(STATED TASK)
Only the number is wanted: how many lines hold the word "brightness"?

=======

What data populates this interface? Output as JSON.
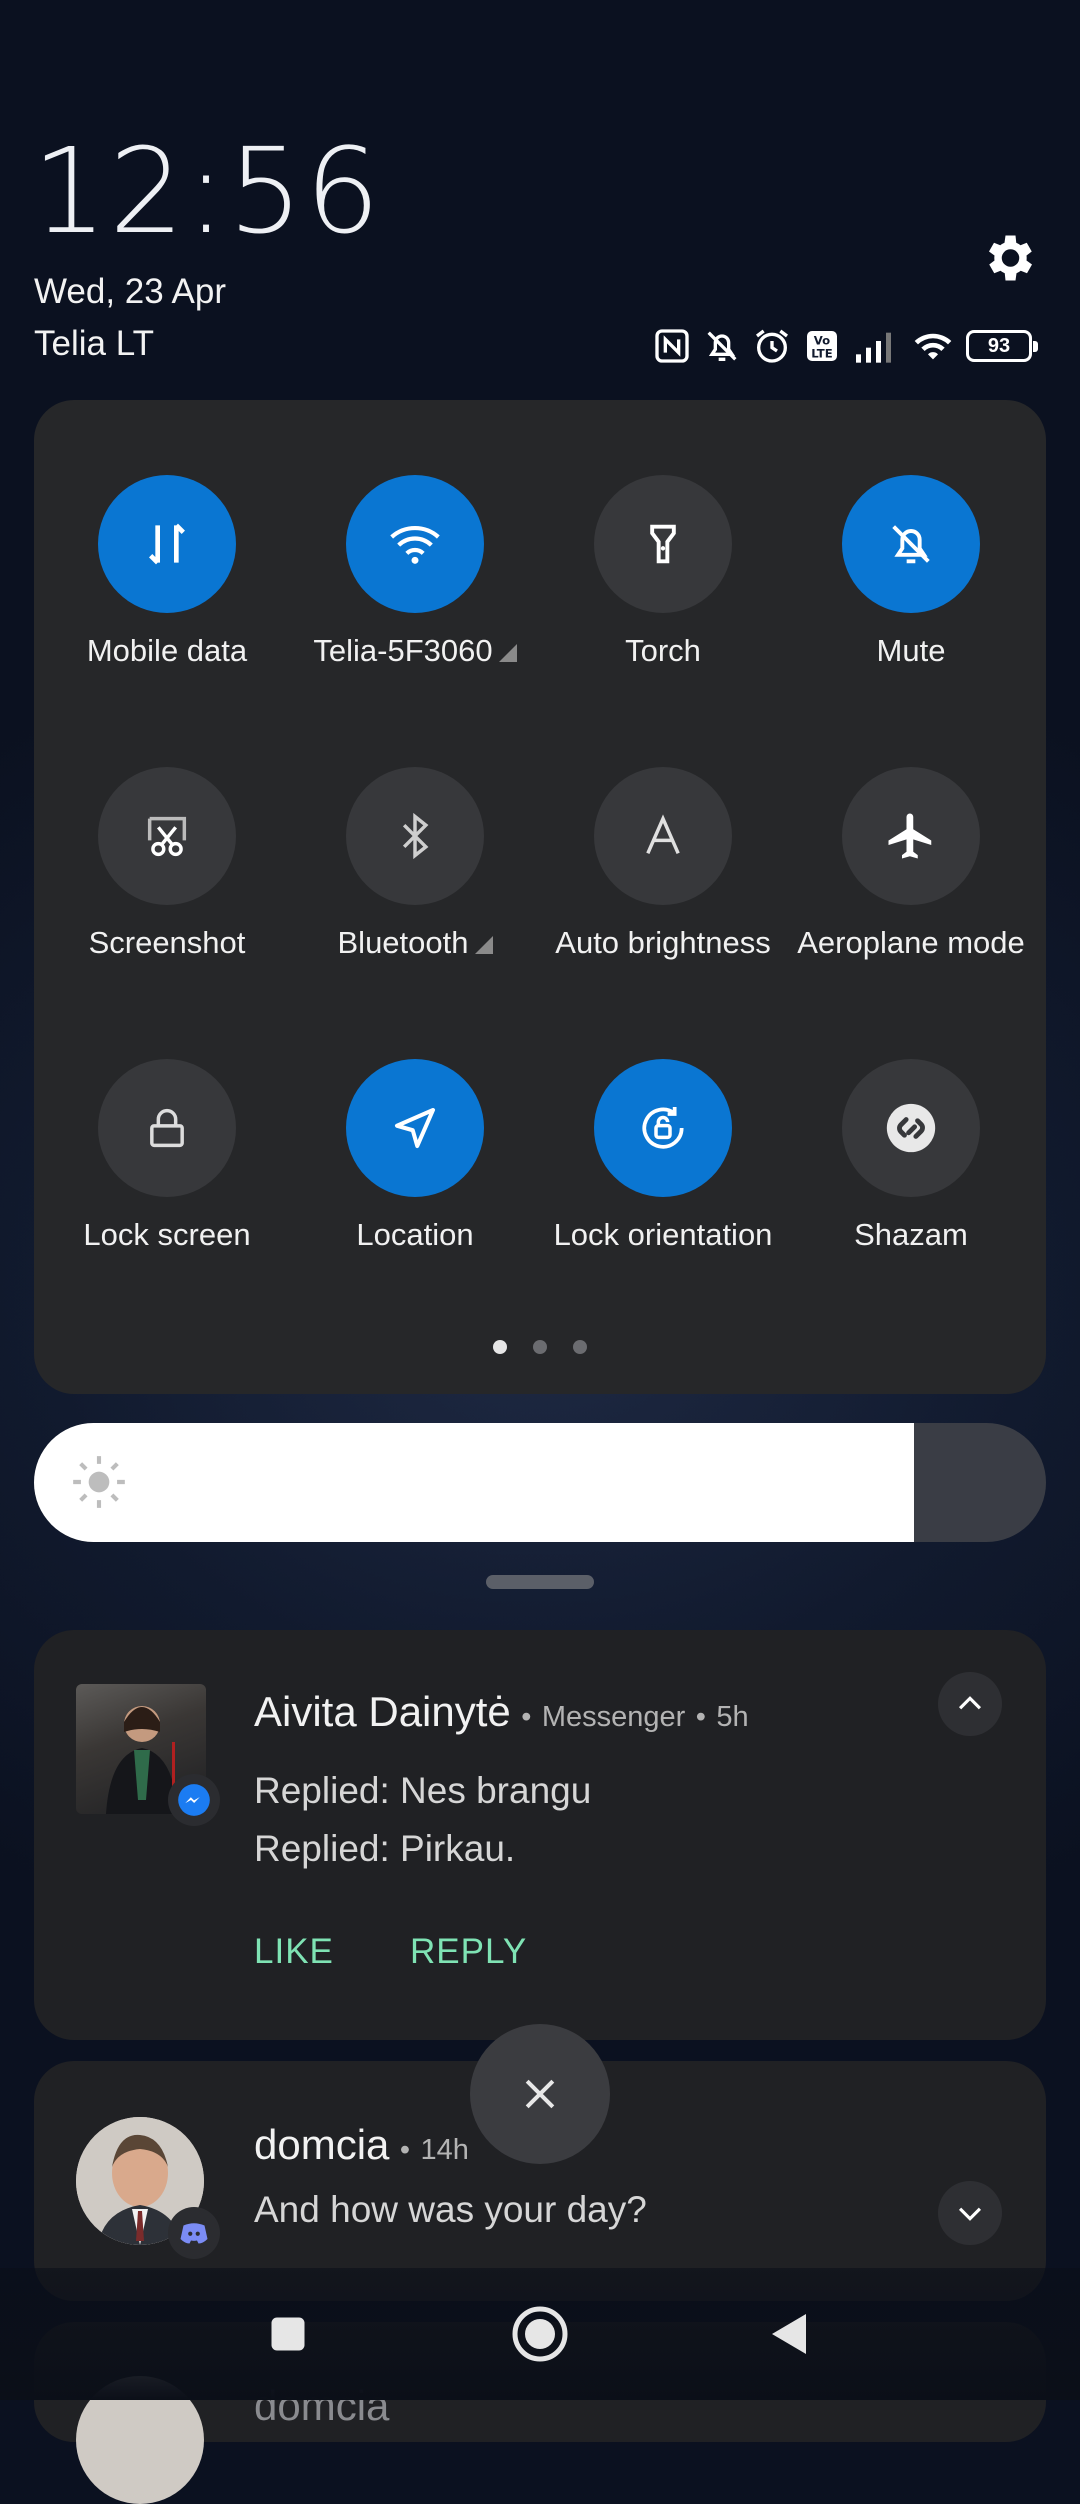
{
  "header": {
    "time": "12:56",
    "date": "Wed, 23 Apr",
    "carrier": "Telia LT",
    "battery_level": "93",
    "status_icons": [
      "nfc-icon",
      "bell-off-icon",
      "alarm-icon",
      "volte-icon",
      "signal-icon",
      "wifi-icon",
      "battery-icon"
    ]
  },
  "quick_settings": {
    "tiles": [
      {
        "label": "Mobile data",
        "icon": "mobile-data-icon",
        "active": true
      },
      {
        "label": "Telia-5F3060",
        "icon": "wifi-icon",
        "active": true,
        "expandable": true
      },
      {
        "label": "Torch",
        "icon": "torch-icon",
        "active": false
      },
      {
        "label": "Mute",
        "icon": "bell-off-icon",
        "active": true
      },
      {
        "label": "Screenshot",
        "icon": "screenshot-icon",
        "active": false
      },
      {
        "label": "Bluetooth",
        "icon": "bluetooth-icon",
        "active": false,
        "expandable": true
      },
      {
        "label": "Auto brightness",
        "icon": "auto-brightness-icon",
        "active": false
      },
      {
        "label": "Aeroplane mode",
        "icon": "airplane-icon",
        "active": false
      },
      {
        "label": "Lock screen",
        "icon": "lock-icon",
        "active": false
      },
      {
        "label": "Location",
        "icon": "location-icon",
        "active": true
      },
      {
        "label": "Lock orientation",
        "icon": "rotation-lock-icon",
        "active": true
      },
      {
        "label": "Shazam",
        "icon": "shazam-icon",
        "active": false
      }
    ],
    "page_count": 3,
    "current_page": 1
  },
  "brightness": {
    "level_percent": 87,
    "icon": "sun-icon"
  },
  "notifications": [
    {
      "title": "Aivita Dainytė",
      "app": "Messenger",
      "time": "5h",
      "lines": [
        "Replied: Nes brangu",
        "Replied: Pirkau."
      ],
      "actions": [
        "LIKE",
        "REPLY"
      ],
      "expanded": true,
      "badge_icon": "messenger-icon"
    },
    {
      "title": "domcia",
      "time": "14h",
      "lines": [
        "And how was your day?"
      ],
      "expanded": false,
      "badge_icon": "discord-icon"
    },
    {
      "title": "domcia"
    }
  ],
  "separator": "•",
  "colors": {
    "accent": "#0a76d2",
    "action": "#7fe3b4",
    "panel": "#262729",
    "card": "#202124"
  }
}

=======

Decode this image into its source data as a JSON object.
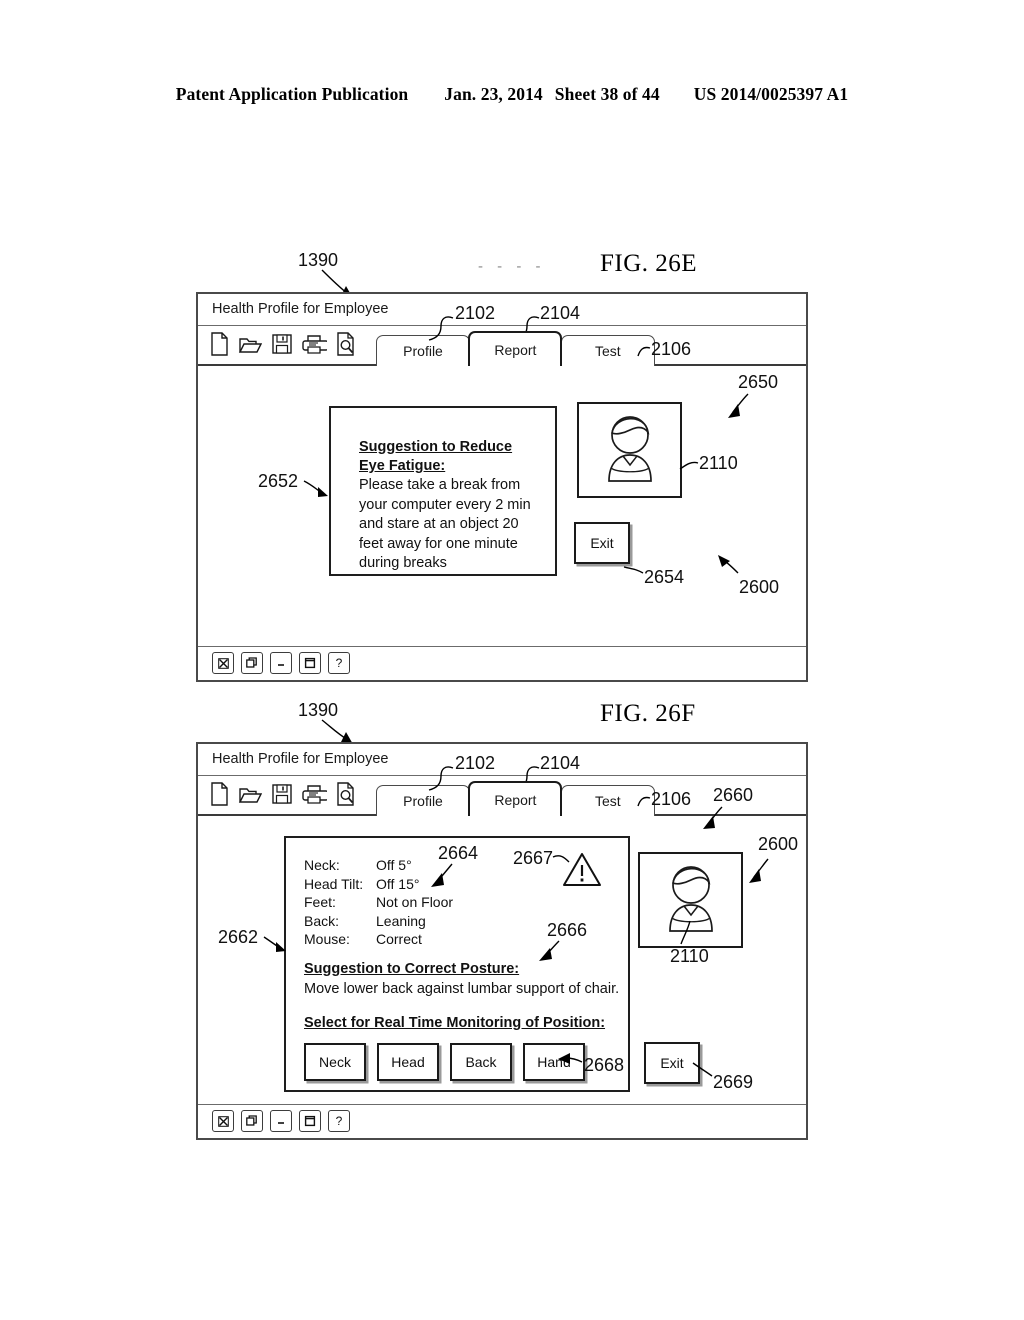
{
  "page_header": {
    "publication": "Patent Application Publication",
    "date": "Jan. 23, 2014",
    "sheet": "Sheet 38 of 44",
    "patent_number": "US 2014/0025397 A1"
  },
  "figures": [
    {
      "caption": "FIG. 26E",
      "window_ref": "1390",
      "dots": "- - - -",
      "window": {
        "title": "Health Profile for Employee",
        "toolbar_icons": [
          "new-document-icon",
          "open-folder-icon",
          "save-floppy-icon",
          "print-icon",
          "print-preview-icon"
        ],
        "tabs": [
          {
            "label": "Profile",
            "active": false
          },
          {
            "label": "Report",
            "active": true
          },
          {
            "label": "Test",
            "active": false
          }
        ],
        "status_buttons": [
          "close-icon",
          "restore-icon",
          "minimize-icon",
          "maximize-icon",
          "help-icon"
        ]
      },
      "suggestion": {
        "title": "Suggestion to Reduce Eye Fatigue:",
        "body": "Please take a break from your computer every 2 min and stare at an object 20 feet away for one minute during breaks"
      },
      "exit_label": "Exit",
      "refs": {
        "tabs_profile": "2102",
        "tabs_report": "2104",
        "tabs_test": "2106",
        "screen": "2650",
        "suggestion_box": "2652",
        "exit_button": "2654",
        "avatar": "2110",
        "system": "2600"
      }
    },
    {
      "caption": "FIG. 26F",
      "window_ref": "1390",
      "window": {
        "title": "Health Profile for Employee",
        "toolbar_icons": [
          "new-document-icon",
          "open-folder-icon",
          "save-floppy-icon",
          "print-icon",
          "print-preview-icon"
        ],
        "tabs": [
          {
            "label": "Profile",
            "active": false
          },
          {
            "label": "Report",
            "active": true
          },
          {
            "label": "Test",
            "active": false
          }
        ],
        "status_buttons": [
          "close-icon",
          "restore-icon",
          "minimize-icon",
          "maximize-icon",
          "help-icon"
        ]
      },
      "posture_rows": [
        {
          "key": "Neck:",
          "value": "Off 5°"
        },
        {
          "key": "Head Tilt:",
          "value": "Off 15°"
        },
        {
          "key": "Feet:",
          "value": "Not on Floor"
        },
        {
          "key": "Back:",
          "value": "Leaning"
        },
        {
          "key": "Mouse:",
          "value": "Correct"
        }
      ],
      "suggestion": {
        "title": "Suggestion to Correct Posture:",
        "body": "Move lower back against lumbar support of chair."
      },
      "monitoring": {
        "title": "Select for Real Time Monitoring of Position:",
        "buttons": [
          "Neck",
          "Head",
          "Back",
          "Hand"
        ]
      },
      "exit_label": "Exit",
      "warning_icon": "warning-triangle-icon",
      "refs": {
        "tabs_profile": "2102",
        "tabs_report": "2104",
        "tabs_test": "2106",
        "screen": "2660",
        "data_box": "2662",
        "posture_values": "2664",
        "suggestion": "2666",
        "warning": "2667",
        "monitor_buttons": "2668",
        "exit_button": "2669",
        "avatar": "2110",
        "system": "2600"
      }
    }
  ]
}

=======

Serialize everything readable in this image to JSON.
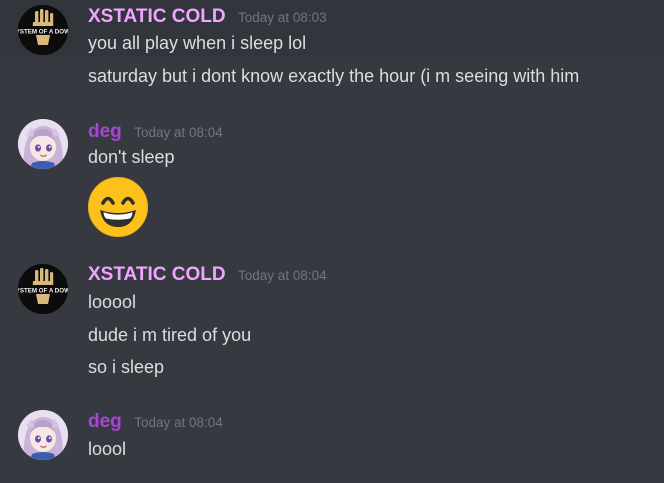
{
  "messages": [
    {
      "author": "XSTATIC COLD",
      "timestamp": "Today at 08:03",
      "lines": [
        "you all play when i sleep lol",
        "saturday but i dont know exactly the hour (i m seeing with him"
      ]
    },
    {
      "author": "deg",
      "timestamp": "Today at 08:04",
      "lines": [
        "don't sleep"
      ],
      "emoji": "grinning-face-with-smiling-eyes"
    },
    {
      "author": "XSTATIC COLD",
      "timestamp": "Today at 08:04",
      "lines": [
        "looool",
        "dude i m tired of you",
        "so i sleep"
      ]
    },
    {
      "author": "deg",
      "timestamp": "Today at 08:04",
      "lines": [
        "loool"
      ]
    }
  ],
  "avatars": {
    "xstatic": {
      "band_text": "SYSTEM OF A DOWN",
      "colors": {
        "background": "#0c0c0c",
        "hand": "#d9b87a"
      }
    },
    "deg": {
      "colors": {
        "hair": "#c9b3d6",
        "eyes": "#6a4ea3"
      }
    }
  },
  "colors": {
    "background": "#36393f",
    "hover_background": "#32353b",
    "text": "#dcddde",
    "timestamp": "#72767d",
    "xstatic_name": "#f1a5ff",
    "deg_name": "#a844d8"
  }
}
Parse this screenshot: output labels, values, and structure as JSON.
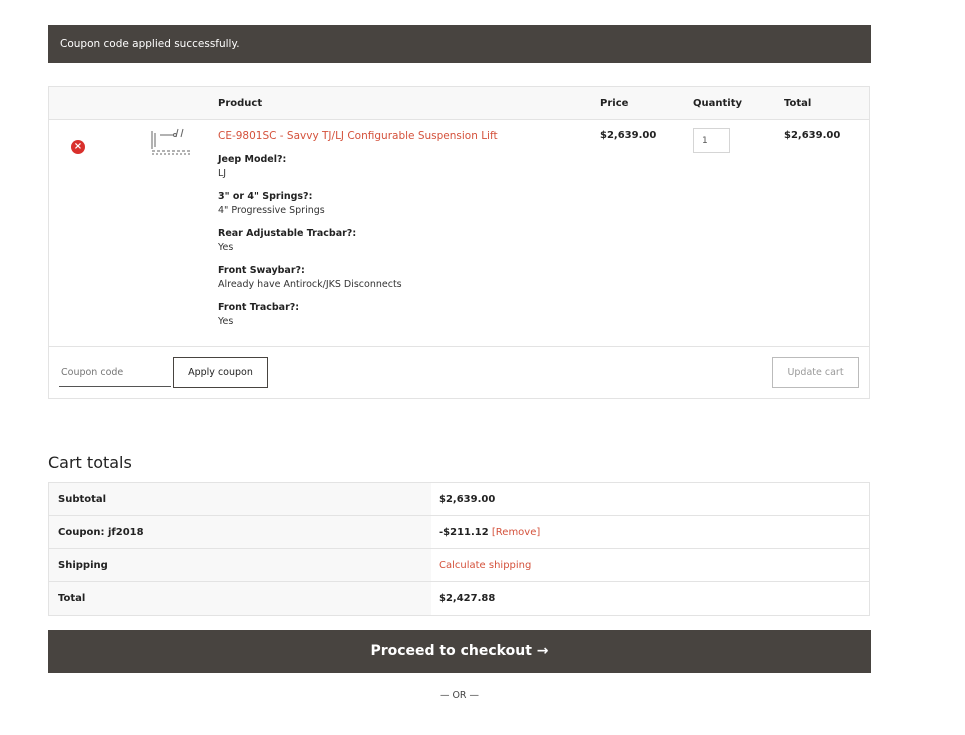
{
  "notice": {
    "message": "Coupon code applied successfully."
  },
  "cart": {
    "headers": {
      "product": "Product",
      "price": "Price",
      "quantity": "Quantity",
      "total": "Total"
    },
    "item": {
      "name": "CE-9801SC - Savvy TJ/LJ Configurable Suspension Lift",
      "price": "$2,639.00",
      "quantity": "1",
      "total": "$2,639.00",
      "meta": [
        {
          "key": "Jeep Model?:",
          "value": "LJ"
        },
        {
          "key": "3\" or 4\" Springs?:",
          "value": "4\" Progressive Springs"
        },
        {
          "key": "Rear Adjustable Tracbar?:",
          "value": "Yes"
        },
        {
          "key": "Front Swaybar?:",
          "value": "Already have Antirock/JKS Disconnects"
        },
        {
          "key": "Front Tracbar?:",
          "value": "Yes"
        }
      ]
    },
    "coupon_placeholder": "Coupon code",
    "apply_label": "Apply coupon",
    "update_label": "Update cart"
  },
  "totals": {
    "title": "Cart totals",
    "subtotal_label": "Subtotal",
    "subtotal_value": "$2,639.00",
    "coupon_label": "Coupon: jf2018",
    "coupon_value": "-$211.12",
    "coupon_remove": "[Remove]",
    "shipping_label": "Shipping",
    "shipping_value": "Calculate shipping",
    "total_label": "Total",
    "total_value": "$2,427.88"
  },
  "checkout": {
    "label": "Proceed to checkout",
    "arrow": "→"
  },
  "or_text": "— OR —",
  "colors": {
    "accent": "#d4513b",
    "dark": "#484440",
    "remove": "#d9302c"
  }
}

=======

(COMPLETE OUTPUT)
3